Identify the lines containing the word "color". Copy each one.

### Material shown
>> BEGIN

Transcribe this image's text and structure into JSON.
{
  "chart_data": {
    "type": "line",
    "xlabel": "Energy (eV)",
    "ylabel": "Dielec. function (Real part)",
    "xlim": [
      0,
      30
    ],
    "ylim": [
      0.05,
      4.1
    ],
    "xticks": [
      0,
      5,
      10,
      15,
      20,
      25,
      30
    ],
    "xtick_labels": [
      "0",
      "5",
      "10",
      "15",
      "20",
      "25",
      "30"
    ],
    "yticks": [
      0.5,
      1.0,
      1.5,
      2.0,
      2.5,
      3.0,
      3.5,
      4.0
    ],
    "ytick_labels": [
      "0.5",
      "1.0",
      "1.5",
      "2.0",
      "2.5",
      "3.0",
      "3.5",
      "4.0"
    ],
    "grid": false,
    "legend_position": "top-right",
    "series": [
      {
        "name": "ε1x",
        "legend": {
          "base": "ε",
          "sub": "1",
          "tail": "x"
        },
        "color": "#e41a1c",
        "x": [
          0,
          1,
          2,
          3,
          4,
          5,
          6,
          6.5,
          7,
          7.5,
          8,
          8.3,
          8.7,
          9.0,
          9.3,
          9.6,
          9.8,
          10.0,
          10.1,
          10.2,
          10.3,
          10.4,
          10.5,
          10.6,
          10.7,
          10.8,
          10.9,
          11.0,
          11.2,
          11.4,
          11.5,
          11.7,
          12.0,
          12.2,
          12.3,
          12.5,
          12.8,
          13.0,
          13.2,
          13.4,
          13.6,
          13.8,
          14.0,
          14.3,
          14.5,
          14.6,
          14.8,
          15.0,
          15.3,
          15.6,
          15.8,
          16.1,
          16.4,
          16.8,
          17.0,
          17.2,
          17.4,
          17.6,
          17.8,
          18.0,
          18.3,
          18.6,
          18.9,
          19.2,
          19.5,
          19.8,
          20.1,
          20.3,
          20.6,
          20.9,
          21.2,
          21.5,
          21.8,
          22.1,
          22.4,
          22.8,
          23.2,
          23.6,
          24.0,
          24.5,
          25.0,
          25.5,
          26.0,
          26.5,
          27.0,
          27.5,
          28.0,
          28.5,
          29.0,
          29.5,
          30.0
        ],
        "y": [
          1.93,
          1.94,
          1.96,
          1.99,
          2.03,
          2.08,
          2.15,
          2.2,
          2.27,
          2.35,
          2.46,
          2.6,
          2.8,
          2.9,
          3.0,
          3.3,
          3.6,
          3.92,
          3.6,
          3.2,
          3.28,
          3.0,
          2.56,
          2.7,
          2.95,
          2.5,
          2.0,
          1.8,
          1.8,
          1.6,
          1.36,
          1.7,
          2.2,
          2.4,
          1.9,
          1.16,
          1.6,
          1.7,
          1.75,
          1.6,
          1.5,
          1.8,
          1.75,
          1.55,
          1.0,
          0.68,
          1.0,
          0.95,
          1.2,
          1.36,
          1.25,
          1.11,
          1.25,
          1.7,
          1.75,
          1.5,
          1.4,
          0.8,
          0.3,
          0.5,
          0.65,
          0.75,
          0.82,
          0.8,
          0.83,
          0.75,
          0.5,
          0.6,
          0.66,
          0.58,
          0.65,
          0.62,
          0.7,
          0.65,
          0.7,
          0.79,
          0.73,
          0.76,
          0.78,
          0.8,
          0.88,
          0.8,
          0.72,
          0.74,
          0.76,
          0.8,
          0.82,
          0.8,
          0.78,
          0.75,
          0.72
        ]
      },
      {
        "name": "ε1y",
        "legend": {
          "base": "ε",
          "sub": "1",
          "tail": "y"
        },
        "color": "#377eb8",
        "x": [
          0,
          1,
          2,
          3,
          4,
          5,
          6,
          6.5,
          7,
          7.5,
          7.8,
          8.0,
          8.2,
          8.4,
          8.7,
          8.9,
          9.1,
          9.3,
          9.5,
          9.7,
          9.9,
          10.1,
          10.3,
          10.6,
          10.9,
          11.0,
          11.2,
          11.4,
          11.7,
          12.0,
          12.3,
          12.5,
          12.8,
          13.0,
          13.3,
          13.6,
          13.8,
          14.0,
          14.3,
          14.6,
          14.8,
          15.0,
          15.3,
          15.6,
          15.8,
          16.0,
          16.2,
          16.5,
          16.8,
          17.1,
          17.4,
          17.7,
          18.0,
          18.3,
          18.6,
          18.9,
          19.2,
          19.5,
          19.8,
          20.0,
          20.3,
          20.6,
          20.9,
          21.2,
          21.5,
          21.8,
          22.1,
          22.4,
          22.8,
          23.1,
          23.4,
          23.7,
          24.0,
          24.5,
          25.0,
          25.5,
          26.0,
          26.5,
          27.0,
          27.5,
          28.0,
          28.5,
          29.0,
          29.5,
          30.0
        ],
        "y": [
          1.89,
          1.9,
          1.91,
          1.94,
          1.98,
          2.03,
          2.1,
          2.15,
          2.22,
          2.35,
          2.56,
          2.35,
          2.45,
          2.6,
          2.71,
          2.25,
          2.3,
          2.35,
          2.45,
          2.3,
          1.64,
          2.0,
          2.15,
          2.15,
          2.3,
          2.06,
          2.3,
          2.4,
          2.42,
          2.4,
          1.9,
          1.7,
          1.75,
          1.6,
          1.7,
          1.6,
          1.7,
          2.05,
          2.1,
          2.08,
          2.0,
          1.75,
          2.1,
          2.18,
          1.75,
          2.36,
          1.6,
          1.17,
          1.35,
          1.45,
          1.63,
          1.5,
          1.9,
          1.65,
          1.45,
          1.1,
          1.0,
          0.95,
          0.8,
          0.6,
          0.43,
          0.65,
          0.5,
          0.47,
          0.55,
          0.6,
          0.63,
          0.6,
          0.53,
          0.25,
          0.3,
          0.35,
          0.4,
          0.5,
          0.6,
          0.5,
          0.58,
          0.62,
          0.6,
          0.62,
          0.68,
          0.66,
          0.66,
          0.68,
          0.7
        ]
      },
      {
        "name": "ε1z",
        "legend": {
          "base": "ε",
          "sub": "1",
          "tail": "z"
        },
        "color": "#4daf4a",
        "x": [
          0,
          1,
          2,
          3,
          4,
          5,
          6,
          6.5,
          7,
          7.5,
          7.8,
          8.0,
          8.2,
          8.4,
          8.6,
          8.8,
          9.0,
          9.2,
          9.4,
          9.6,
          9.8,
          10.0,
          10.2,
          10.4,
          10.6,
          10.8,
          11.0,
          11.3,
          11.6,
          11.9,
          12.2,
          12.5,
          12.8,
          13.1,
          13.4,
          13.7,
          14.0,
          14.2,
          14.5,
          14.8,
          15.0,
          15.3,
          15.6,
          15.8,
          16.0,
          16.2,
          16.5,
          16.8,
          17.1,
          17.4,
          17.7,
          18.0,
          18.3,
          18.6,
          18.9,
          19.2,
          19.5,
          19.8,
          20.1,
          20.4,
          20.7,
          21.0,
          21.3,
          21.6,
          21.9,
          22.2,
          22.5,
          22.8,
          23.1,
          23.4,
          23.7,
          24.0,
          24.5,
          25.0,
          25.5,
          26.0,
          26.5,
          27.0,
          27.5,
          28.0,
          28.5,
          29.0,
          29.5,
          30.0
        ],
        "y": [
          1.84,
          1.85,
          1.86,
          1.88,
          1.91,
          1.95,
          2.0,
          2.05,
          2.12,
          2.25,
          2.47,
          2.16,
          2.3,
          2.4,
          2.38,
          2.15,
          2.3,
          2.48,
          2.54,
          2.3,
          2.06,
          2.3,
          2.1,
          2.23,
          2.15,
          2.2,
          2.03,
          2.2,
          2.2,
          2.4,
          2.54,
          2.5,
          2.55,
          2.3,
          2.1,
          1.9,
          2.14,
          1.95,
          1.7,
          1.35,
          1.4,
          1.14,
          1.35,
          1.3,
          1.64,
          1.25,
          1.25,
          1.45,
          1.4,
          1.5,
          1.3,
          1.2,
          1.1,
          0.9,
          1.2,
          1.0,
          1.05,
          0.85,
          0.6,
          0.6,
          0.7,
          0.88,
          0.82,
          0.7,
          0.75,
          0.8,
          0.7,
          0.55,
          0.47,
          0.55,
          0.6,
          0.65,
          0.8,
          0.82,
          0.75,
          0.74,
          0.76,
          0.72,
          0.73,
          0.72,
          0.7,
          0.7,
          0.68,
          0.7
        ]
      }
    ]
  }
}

>> END

### Result of the exercise
        "color": "#e41a1c",
        "color": "#377eb8",
        "color": "#4daf4a",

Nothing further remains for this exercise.